Search the material and gather each line with "нагружения" in it.

**** Working data

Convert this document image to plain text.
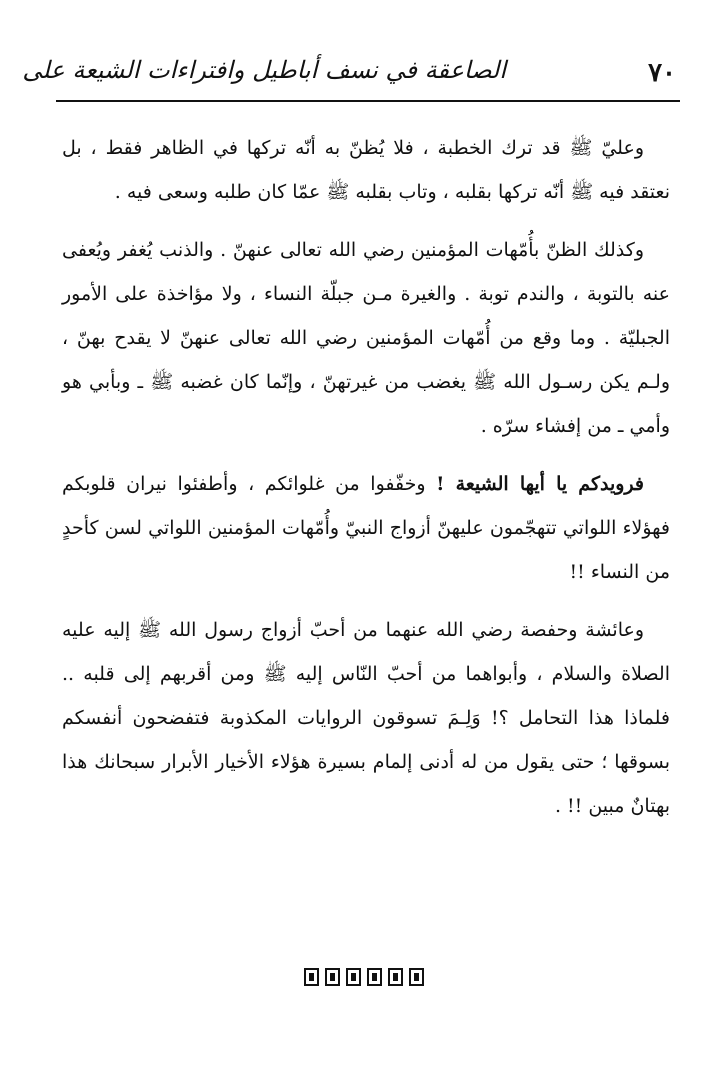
٧٠
الصاعقة في نسف أباطيل وافتراءات الشيعة على

وعليّ ﷺ قد ترك الخطبة ، فلا يُظنّ به أنّه تركها في الظاهر فقط ، بل نعتقد فيه ﷺ أنّه تركها بقلبه ، وتاب بقلبه ﷺ عمّا كان طلبه وسعى فيه .

وكذلك الظنّ بأُمّهات المؤمنين رضي الله تعالى عنهنّ . والذنب يُغفر ويُعفى عنه بالتوبة ، والندم توبة . والغيرة مـن جبلّة النساء ، ولا مؤاخذة على الأمور الجبليّة . وما وقع من أُمّهات المؤمنين رضي الله تعالى عنهنّ لا يقدح بهنّ ، ولـم يكن رسـول الله ﷺ يغضب من غيرتهنّ ، وإنّما كان غضبه ﷺ ـ وبأبي هو وأمي ـ من إفشاء سرّه .

فرويدكم يا أيها الشيعة ! وخفّفوا من غلوائكم ، وأطفئوا نيران قلوبكم فهؤلاء اللواتي تتهجّمون عليهنّ أزواج النبيّ وأُمّهات المؤمنين اللواتي لسن كأحدٍ من النساء !!

وعائشة وحفصة رضي الله عنهما من أحبّ أزواج رسول الله ﷺ إليه عليه الصلاة والسلام ، وأبواهما من أحبّ النّاس إليه ﷺ ومن أقربهم إلى قلبه .. فلماذا هذا التحامل ؟! وَلِـمَ تسوقون الروايات المكذوبة فتفضحون أنفسكم بسوقها ؛ حتى يقول من له أدنى إلمام بسيرة هؤلاء الأخيار الأبرار سبحانك هذا بهتانٌ مبين !! .
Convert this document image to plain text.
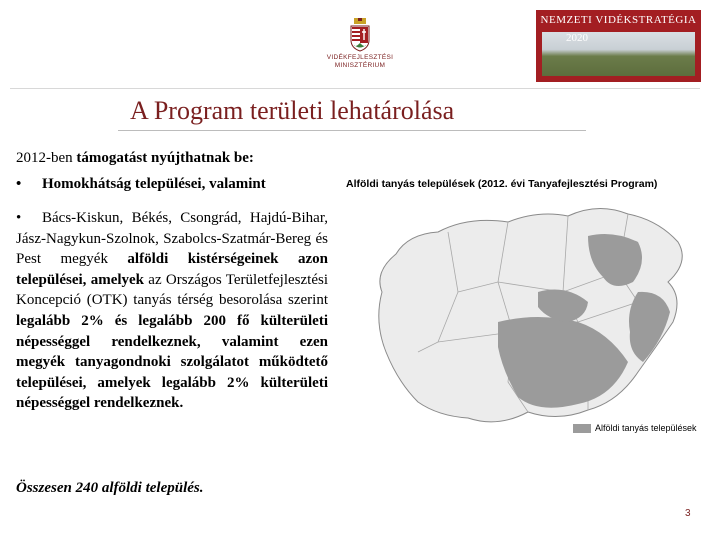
VIDÉKFEJLESZTÉSI
MINISZTÉRIUM
NEMZETI VIDÉKSTRATÉGIA
2020
A Program területi lehatárolása
2012-ben támogatást nyújthatnak be:
• Homokhátság települései, valamint
• Bács-Kiskun, Békés, Csongrád, Hajdú-Bihar, Jász-Nagykun-Szolnok, Szabolcs-Szatmár-Bereg és Pest megyék alföldi kistérségeinek azon települései, amelyek az Országos Területfejlesztési Koncepció (OTK) tanyás térség besorolása szerint legalább 2% és legalább 200 fő külterületi népességgel rendelkeznek, valamint ezen megyék tanyagondnoki szolgálatot működtető települései, amelyek legalább 2% külterületi népességgel rendelkeznek.
Alföldi tanyás települések (2012. évi Tanyafejlesztési Program)
Alföldi tanyás települések
Összesen 240 alföldi település.
3
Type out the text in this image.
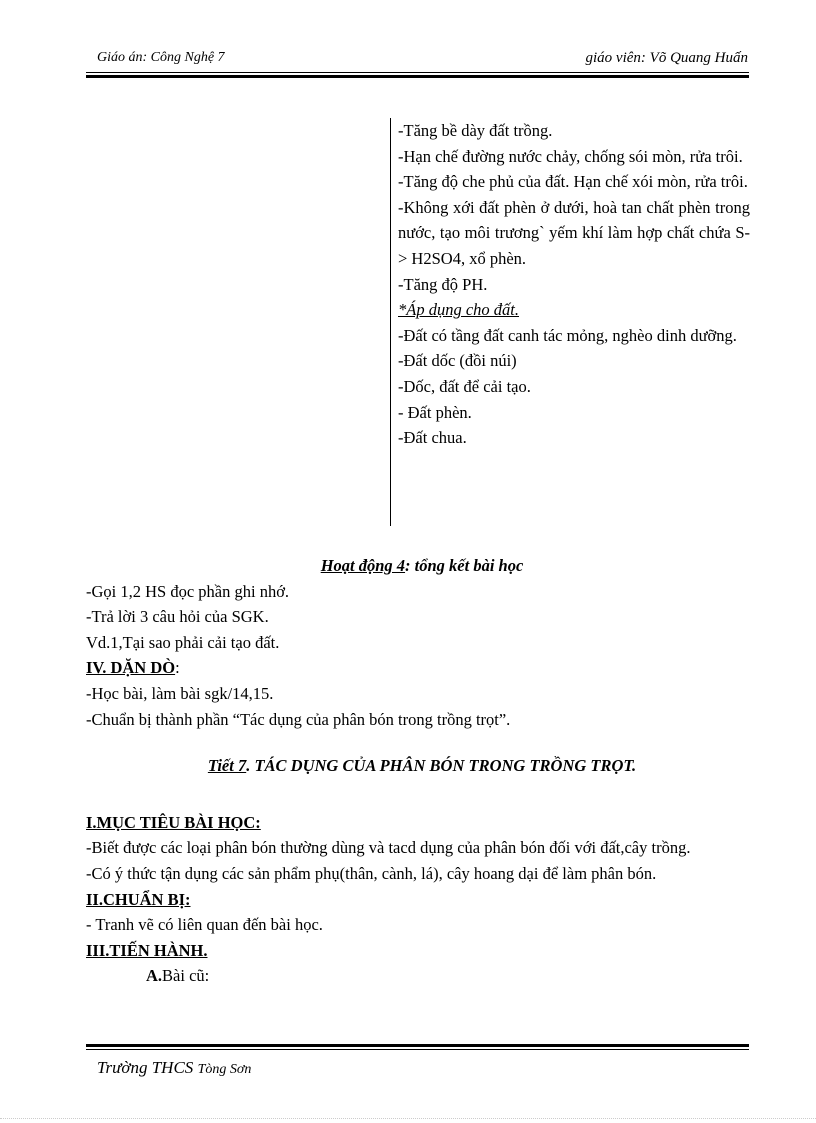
Giáo án: Công Nghệ 7	giáo viên: Võ Quang Huấn

-Tăng bề dày đất trồng.

-Hạn chế đường nước chảy, chống sói mòn, rửa trôi.

-Tăng độ che phủ của đất. Hạn chế xói mòn, rửa trôi.

-Không xới đất phèn ở dưới, hoà tan chất phèn trong nước, tạo môi trương` yếm khí làm hợp chất chứa S-> H2SO4, xổ phèn.

-Tăng độ PH.

*Áp dụng cho đất.

-Đất có tầng đất canh tác mỏng, nghèo dinh dưỡng.

-Đất dốc (đồi núi)

-Dốc, đất để cải tạo.

- Đất phèn.

-Đất chua.

Hoạt động 4: tổng kết bài học

-Gọi 1,2 HS đọc phần ghi nhớ.

-Trả lời 3 câu hỏi của SGK.

Vd.1,Tại sao phải cải tạo đất.

IV. DẶN DÒ:

-Học bài, làm bài sgk/14,15.

-Chuẩn bị thành phần “Tác dụng của phân bón trong trồng trọt”.

Tiết 7. TÁC DỤNG CỦA PHÂN BÓN TRONG TRỒNG TRỌT.

I.MỤC TIÊU BÀI HỌC:

-Biết được các loại phân bón thường dùng và tacd dụng của phân bón đối với đất,cây trồng.

-Có ý thức tận dụng các sản phẩm phụ(thân, cành, lá), cây hoang dại để làm phân bón.

II.CHUẨN BỊ:

- Tranh vẽ có liên quan đến bài học.

III.TIẾN HÀNH.

A.Bài cũ:

Trường THCS Tòng Sơn
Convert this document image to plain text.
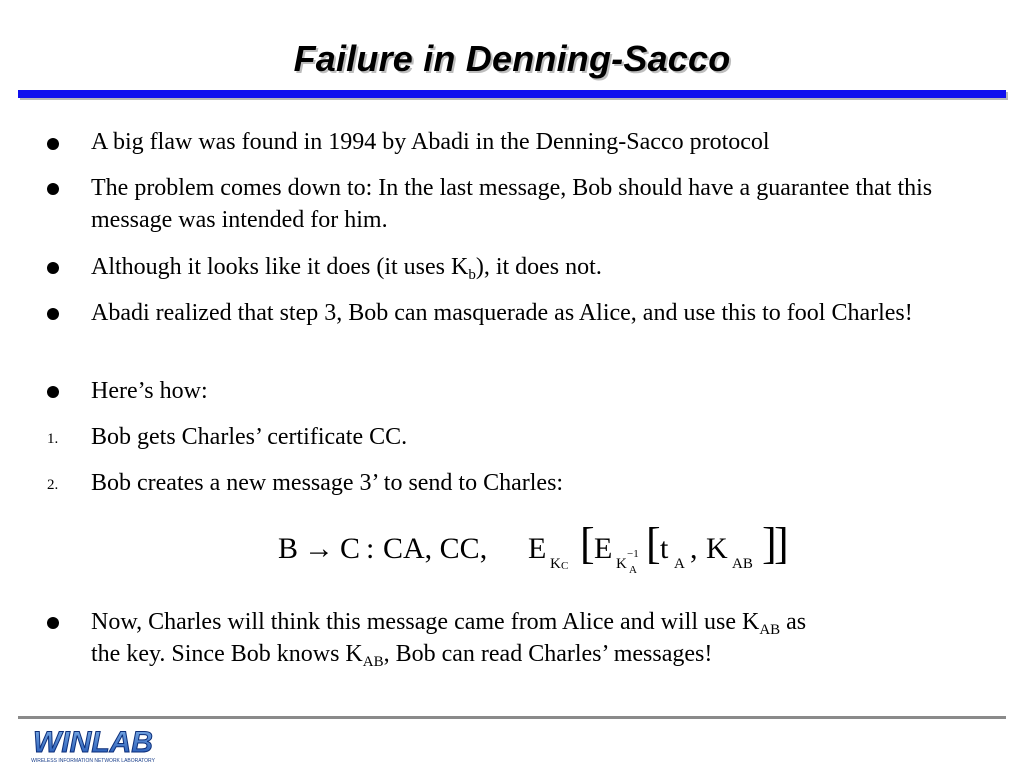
Failure in Denning-Sacco
A big flaw was found in 1994 by Abadi in the Denning-Sacco protocol
The problem comes down to: In the last message, Bob should have a guarantee that this message was intended for him.
Although it looks like it does (it uses $K_b$), it does not.
Abadi realized that step 3, Bob can masquerade as Alice, and use this to fool Charles!
Here’s how:
1. Bob gets Charles’ certificate CC.
2. Bob creates a new message 3’ to send to Charles:
B → C : CA, CC, E K C [ E K
−1
A
[ t A , K AB ]
]
Now, Charles will think this message came from Alice and will use $K_{AB}$ as
the key. Since Bob knows $K_{AB}$, Bob can read Charles’ messages!
WINLAB
WIRELESS INFORMATION NETWORK LABORATORY
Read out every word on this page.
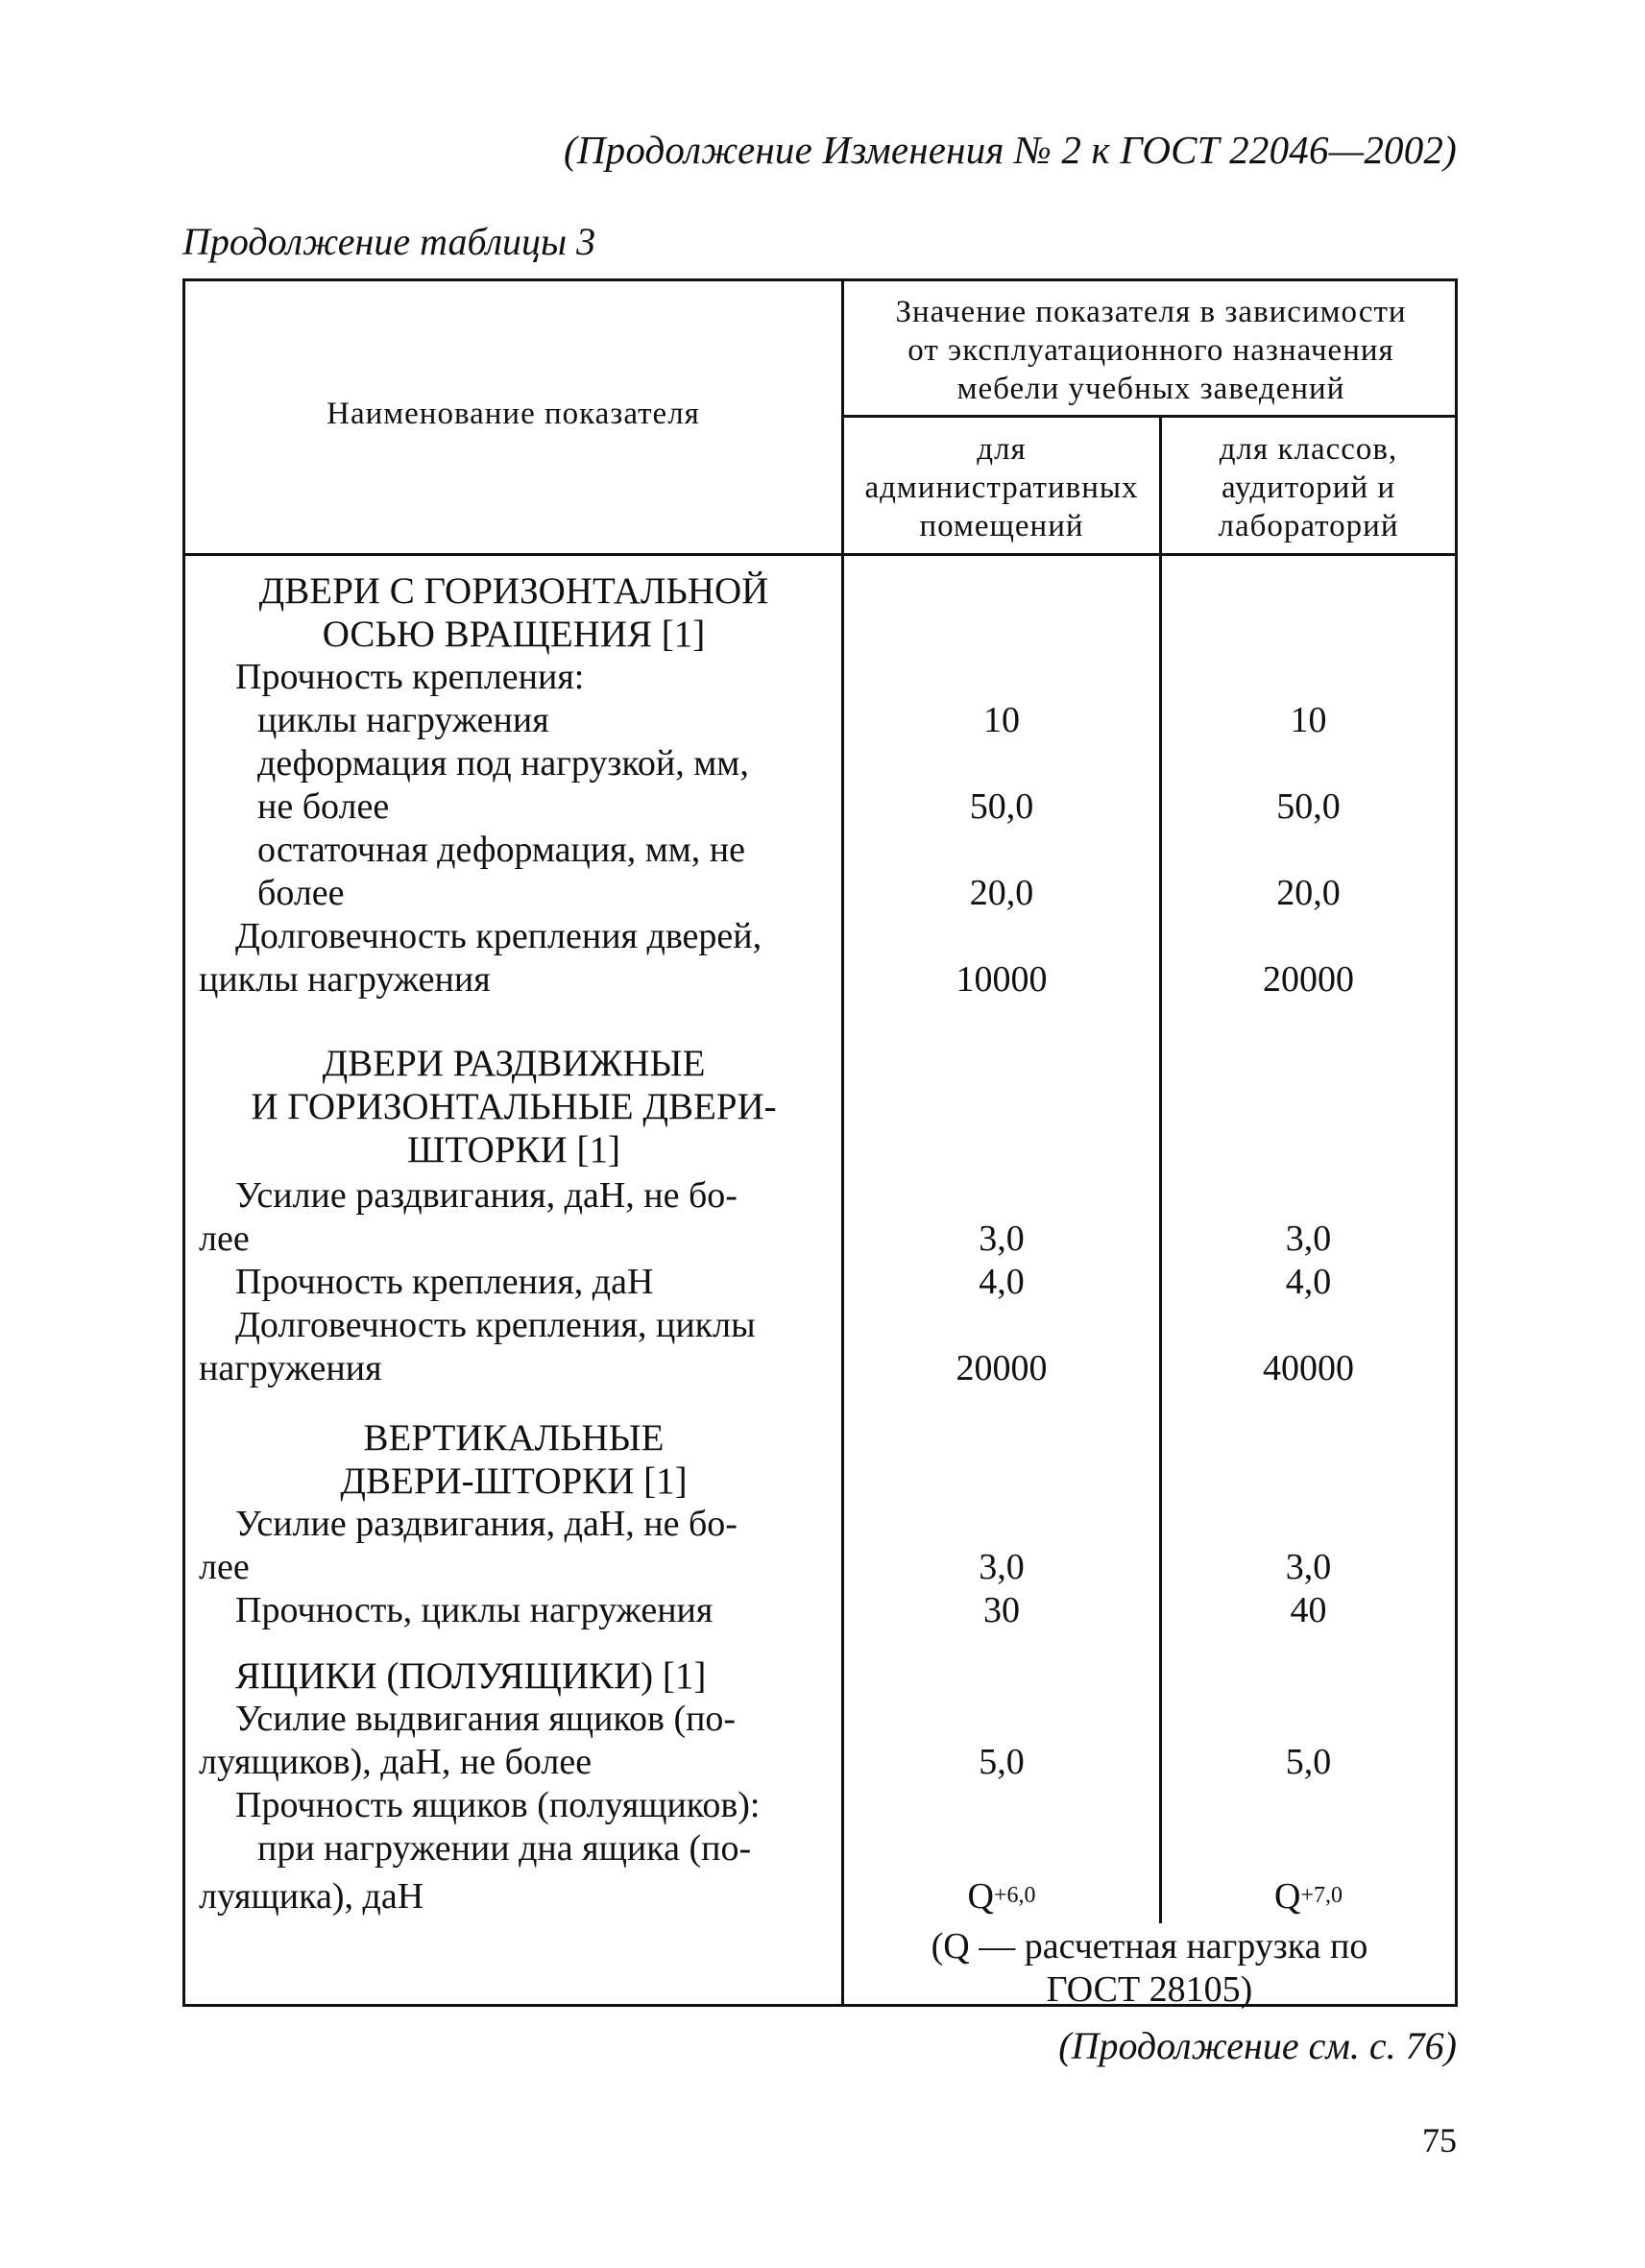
(Продолжение Изменения № 2 к ГОСТ 22046—2002)
Продолжение таблицы 3
Наименование показателя
Значение показателя в зависимости
от эксплуатационного назначения
мебели учебных заведений
для
административных
помещений
для классов,
аудиторий и
лабораторий
ДВЕРИ С ГОРИЗОНТАЛЬНОЙ
ОСЬЮ ВРАЩЕНИЯ [1]
Прочность крепления:
циклы нагружения	10	10
деформация под нагрузкой, мм,
не более	50,0	50,0
остаточная деформация, мм, не
более	20,0	20,0
Долговечность крепления дверей,
циклы нагружения	10000	20000
ДВЕРИ РАЗДВИЖНЫЕ
И ГОРИЗОНТАЛЬНЫЕ ДВЕРИ-
ШТОРКИ [1]
Усилие раздвигания, даН, не бо-
лее	3,0	3,0
Прочность крепления, даН	4,0	4,0
Долговечность крепления, циклы
нагружения	20000	40000
ВЕРТИКАЛЬНЫЕ
ДВЕРИ-ШТОРКИ [1]
Усилие раздвигания, даН, не бо-
лее	3,0	3,0
Прочность, циклы нагружения	30	40
ЯЩИКИ (ПОЛУЯЩИКИ) [1]
Усилие выдвигания ящиков (по-
луящиков), даН, не более	5,0	5,0
Прочность ящиков (полуящиков):
при нагружении дна ящика (по-
луящика), даН	$Q^{+6,0}$	$Q^{+7,0}$
(Q — расчетная нагрузка по
ГОСТ 28105)
(Продолжение см. с. 76)
75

********

-- Full output --
циклы нагружения	10	10
циклы нагружения	10000	20000
нагружения	20000	40000
Прочность, циклы нагружения	30	40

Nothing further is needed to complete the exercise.